REQUIRED TASK
Rewrite the rows from the first one through the line containing "The outer mount portion 12 is at (376, 360).", inclusive, replacing "drive plate" with "flex plate" and leaving everything else unchanged.

DATA ENTRIES
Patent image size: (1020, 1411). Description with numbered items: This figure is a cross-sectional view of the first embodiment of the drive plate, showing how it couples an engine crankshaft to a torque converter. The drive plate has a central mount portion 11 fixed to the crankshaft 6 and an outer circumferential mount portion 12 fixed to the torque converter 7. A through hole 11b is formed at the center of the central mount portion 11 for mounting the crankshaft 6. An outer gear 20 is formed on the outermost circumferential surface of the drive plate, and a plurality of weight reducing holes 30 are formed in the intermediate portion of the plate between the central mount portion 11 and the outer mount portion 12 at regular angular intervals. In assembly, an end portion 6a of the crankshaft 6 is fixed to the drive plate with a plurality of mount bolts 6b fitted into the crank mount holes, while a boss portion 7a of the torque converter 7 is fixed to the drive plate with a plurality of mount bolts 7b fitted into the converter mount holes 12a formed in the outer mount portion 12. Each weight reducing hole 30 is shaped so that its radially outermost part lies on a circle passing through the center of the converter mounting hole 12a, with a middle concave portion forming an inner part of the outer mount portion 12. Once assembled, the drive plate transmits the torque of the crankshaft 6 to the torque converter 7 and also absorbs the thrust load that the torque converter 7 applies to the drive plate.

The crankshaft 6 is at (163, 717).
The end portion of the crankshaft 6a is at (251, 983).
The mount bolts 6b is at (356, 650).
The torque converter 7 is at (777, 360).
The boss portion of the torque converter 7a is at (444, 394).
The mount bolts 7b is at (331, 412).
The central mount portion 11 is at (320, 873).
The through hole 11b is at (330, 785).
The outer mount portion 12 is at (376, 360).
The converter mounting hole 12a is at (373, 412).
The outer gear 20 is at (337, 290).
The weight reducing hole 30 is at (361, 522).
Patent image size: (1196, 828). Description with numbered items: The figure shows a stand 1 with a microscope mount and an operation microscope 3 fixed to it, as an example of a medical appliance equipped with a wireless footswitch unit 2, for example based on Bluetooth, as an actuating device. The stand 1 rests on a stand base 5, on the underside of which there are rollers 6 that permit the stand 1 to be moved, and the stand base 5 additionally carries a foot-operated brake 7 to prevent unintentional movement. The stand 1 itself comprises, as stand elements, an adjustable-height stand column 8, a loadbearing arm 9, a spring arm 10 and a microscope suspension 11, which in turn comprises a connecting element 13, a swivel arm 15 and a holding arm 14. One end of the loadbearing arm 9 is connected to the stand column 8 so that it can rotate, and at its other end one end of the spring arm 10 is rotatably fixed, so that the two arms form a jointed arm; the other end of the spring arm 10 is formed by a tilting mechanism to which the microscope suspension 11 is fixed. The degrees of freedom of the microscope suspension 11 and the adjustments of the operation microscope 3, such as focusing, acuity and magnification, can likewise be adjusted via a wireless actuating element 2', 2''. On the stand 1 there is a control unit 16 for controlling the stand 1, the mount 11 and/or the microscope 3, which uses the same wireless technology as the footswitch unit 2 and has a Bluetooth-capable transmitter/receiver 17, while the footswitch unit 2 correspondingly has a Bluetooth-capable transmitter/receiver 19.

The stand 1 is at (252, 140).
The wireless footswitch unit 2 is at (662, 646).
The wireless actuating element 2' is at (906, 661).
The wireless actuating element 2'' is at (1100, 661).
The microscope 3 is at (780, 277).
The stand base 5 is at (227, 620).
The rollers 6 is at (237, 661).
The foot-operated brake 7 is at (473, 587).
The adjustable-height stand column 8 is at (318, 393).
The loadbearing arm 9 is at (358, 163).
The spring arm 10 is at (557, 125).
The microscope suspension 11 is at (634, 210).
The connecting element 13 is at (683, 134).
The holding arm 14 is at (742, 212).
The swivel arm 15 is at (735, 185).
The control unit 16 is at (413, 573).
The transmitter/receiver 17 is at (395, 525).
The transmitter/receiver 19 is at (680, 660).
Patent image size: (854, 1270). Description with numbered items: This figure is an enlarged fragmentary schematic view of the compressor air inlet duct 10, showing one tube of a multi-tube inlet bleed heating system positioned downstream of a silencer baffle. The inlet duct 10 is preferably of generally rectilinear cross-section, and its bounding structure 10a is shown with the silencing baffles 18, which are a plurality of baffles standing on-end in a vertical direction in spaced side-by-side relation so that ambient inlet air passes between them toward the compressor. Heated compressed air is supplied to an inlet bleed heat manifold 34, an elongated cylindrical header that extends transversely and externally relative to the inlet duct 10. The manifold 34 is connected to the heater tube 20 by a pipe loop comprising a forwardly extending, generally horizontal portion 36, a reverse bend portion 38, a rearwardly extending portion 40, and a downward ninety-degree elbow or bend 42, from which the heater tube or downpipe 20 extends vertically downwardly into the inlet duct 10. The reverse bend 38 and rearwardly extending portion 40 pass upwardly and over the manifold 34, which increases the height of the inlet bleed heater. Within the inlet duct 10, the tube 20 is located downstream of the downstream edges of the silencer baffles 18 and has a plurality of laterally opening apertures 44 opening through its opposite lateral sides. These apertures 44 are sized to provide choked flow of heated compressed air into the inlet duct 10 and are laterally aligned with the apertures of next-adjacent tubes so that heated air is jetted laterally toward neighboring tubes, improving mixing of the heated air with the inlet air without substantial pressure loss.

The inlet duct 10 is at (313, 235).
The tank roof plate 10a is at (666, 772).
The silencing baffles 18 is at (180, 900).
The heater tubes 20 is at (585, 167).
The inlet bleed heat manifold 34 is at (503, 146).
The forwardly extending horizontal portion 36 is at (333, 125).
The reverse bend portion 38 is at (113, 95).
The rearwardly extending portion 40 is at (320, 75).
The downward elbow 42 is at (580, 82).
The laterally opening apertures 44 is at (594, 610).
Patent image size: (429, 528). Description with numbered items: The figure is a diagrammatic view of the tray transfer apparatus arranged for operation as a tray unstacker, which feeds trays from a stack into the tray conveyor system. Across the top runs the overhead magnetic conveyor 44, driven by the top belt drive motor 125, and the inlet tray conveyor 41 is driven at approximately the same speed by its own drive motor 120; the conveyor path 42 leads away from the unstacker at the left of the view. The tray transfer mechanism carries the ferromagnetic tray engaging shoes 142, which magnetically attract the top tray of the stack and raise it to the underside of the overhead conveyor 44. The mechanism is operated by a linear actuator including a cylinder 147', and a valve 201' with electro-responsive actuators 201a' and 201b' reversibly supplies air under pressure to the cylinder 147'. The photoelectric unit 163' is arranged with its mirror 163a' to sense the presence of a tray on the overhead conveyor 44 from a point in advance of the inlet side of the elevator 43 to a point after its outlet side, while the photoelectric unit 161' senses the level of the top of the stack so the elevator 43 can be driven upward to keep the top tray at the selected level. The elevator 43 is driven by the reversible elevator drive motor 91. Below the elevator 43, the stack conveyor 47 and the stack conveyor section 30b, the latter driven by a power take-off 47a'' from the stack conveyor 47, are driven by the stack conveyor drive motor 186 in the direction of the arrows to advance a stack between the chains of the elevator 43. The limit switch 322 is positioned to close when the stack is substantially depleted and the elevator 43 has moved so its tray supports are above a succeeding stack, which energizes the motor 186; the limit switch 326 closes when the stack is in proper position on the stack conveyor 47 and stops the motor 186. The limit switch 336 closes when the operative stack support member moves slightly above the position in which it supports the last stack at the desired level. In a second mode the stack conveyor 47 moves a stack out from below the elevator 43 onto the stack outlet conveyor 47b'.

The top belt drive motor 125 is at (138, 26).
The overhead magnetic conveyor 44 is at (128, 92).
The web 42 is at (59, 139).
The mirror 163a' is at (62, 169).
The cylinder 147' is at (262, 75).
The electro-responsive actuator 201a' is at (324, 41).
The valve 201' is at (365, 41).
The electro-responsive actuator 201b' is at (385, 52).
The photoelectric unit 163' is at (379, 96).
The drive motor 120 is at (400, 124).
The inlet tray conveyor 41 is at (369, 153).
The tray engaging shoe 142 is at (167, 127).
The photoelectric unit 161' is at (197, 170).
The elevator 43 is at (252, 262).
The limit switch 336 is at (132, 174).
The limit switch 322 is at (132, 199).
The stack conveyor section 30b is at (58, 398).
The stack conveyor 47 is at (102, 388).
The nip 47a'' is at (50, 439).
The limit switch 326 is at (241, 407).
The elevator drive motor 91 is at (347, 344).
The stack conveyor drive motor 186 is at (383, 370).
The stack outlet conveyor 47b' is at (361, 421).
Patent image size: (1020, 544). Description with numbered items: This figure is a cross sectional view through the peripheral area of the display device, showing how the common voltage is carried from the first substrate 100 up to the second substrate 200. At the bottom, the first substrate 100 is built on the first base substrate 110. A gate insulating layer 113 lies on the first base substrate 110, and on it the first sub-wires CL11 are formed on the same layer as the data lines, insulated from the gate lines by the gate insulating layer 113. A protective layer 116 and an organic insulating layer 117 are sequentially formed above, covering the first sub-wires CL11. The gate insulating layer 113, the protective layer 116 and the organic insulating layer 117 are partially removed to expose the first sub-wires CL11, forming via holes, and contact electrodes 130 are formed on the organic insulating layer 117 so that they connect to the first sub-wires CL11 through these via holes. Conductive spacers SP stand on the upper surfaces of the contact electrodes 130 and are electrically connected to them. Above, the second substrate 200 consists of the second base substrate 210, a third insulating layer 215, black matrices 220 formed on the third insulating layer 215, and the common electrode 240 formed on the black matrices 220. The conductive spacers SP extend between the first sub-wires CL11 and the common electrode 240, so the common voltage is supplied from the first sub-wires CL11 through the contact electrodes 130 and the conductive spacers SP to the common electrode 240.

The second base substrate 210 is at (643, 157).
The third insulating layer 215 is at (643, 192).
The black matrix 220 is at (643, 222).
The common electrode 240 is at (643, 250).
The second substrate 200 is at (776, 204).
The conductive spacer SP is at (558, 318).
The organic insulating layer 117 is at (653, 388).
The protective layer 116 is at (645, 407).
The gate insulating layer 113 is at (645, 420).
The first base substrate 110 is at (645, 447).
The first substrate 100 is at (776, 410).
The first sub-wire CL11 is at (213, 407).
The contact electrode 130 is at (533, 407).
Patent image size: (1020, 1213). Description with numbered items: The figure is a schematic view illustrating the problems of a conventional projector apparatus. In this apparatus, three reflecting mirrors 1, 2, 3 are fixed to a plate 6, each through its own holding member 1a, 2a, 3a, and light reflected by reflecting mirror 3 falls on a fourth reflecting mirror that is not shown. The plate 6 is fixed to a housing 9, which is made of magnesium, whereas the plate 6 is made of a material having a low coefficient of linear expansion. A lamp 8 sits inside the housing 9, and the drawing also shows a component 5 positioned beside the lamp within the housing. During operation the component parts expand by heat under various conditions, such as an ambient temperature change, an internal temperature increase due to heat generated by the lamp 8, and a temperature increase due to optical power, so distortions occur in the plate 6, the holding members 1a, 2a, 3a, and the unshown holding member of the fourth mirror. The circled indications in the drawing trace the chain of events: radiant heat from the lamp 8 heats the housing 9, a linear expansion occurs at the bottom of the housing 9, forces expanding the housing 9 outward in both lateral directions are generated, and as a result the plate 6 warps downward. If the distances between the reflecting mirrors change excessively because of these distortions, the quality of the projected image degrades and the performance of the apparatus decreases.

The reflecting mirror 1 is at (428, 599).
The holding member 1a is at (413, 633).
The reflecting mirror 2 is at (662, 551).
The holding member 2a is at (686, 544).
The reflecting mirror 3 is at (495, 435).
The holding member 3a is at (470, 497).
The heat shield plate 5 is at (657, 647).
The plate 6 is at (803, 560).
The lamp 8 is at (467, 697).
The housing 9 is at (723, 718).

SOLUTION TO THE EXERCISE
Patent image size: (1020, 1411). Description with numbered items: This figure is a cross-sectional view of the first embodiment of the flex plate, showing how it couples an engine crankshaft to a torque converter. The flex plate has a central mount portion 11 fixed to the crankshaft 6 and an outer circumferential mount portion 12 fixed to the torque converter 7. A through hole 11b is formed at the center of the central mount portion 11 for mounting the crankshaft 6. An outer gear 20 is formed on the outermost circumferential surface of the flex plate, and a plurality of weight reducing holes 30 are formed in the intermediate portion of the plate between the central mount portion 11 and the outer mount portion 12 at regular angular intervals. In assembly, an end portion 6a of the crankshaft 6 is fixed to the flex plate with a plurality of mount bolts 6b fitted into the crank mount holes, while a boss portion 7a of the torque converter 7 is fixed to the flex plate with a plurality of mount bolts 7b fitted into the converter mount holes 12a formed in the outer mount portion 12. Each weight reducing hole 30 is shaped so that its radially outermost part lies on a circle passing through the center of the converter mounting hole 12a, with a middle concave portion forming an inner part of the outer mount portion 12. Once assembled, the flex plate transmits the torque of the crankshaft 6 to the torque converter 7 and also absorbs the thrust load that the torque converter 7 applies to the flex plate.

The crankshaft 6 is at (163, 717).
The end portion of the crankshaft 6a is at (251, 983).
The mount bolts 6b is at (356, 650).
The torque converter 7 is at (777, 360).
The boss portion of the torque converter 7a is at (444, 394).
The mount bolts 7b is at (331, 412).
The central mount portion 11 is at (320, 873).
The through hole 11b is at (330, 785).
The outer mount portion 12 is at (376, 360).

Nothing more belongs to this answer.